• Task statement: Please repeat all of the lines that follow, exactly as written.

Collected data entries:
★ ★ ★ ★ ★ ★ ★

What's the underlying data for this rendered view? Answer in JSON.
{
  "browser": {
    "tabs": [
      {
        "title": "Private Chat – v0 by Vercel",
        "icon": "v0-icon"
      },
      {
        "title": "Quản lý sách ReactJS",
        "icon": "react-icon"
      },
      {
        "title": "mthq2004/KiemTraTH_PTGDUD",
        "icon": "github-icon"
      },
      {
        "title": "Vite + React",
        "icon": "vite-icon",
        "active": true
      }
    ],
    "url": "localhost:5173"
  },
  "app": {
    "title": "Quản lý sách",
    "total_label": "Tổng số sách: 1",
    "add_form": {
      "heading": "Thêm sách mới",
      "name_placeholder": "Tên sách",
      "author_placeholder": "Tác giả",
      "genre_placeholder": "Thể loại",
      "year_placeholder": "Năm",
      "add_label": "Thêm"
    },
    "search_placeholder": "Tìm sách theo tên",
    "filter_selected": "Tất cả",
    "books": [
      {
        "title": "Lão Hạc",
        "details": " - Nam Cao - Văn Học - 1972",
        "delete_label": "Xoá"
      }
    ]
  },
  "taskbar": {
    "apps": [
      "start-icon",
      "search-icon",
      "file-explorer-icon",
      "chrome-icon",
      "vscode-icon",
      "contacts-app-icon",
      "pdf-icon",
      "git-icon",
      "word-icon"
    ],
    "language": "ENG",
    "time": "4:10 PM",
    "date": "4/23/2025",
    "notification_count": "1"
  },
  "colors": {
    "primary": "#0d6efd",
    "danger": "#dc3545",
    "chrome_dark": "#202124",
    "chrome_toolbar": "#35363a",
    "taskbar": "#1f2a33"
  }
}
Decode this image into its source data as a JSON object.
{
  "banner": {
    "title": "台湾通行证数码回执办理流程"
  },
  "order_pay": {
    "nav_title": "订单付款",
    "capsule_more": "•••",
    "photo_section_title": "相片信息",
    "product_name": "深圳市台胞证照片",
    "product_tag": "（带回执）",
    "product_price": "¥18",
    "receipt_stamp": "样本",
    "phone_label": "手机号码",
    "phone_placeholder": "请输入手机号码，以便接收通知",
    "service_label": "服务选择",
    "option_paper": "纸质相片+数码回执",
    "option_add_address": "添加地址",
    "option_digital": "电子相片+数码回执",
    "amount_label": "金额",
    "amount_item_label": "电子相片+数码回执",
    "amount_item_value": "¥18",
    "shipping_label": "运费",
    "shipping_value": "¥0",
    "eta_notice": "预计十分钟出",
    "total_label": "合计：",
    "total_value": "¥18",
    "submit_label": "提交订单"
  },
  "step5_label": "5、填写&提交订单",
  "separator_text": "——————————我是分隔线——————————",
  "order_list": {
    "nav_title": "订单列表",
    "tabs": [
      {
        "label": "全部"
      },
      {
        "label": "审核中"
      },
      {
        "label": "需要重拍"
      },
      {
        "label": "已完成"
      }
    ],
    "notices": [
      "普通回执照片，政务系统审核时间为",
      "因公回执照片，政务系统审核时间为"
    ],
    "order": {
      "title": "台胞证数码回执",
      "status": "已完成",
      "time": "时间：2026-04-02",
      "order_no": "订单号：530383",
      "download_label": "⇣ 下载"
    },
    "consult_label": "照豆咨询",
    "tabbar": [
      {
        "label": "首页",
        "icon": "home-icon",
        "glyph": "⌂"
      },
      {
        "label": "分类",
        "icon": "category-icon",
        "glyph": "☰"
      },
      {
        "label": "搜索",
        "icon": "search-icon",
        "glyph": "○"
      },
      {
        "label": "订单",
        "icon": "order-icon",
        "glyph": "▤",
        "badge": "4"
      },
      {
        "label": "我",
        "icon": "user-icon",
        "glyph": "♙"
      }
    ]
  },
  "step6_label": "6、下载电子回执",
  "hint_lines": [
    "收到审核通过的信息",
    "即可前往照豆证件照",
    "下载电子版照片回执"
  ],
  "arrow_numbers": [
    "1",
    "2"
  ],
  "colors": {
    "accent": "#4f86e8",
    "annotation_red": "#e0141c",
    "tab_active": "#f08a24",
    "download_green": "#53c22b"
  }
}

★ ★ ★ ★ ★ ★ ★

• Solution for this task:
What's the underlying data for this rendered view? Answer in JSON.
{
  "browser": {
    "tabs": [
      {
        "title": "Private Chat – v0 by Vercel",
        "icon": "v0-icon"
      },
      {
        "title": "Quản lý sách ReactJS",
        "icon": "react-icon"
      },
      {
        "title": "mthq2004/KiemTraTH_PTGDUD",
        "icon": "github-icon"
      },
      {
        "title": "Vite + React",
        "icon": "vite-icon",
        "active": true
      }
    ],
    "url": "localhost:5173"
  },
  "app": {
    "title": "Quản lý sách",
    "total_label": "Tổng số sách: 1",
    "add_form": {
      "heading": "Thêm sách mới",
      "name_placeholder": "Tên sách",
      "author_placeholder": "Tác giả",
      "genre_placeholder": "Thể loại",
      "year_placeholder": "Năm",
      "add_label": "Thêm"
    },
    "search_placeholder": "Tìm sách theo tên",
    "filter_selected": "Tất cả",
    "books": [
      {
        "title": "Lão Hạc",
        "details": " - Nam Cao - Văn Học - 1972",
        "delete_label": "Xoá"
      }
    ]
  },
  "taskbar": {
    "apps": [
      "start-icon",
      "search-icon",
      "file-explorer-icon",
      "chrome-icon",
      "vscode-icon",
      "contacts-app-icon",
      "pdf-icon",
      "git-icon",
      "word-icon"
    ],
    "language": "ENG",
    "time": "4:10 PM",
    "date": "4/23/2025",
    "notification_count": "1"
  },
  "colors": {
    "primary": "#0d6efd",
    "danger": "#dc3545",
    "chrome_dark": "#202124",
    "chrome_toolbar": "#35363a",
    "taskbar": "#1f2a33"
  }
}
Decode this image into its source data as a JSON object.
{
  "banner": {
    "title": "台湾通行证数码回执办理流程"
  },
  "order_pay": {
    "nav_title": "订单付款",
    "capsule_more": "•••",
    "photo_section_title": "相片信息",
    "product_name": "深圳市台胞证照片",
    "product_tag": "（带回执）",
    "product_price": "¥18",
    "receipt_stamp": "样本",
    "phone_label": "手机号码",
    "phone_placeholder": "请输入手机号码，以便接收通知",
    "service_label": "服务选择",
    "option_paper": "纸质相片+数码回执",
    "option_add_address": "添加地址",
    "option_digital": "电子相片+数码回执",
    "amount_label": "金额",
    "amount_item_label": "电子相片+数码回执",
    "amount_item_value": "¥18",
    "shipping_label": "运费",
    "shipping_value": "¥0",
    "eta_notice": "预计十分钟出",
    "total_label": "合计：",
    "total_value": "¥18",
    "submit_label": "提交订单"
  },
  "step5_label": "5、填写&提交订单",
  "separator_text": "——————————我是分隔线——————————",
  "order_list": {
    "nav_title": "订单列表",
    "tabs": [
      {
        "label": "全部"
      },
      {
        "label": "审核中"
      },
      {
        "label": "需要重拍"
      },
      {
        "label": "已完成"
      }
    ],
    "notices": [
      "普通回执照片，政务系统审核时间为",
      "因公回执照片，政务系统审核时间为"
    ],
    "order": {
      "title": "台胞证数码回执",
      "status": "已完成",
      "time": "时间：2026-04-02",
      "order_no": "订单号：530383",
      "download_label": "⇣ 下载"
    },
    "consult_label": "照豆咨询",
    "tabbar": [
      {
        "label": "首页",
        "icon": "home-icon",
        "glyph": "⌂"
      },
      {
        "label": "分类",
        "icon": "category-icon",
        "glyph": "☰"
      },
      {
        "label": "搜索",
        "icon": "search-icon",
        "glyph": "○"
      },
      {
        "label": "订单",
        "icon": "order-icon",
        "glyph": "▤",
        "badge": "4"
      },
      {
        "label": "我",
        "icon": "user-icon",
        "glyph": "♙"
      }
    ]
  },
  "step6_label": "6、下载电子回执",
  "hint_lines": [
    "收到审核通过的信息",
    "即可前往照豆证件照",
    "下载电子版照片回执"
  ],
  "arrow_numbers": [
    "1",
    "2"
  ],
  "colors": {
    "accent": "#4f86e8",
    "annotation_red": "#e0141c",
    "tab_active": "#f08a24",
    "download_green": "#53c22b"
  }
}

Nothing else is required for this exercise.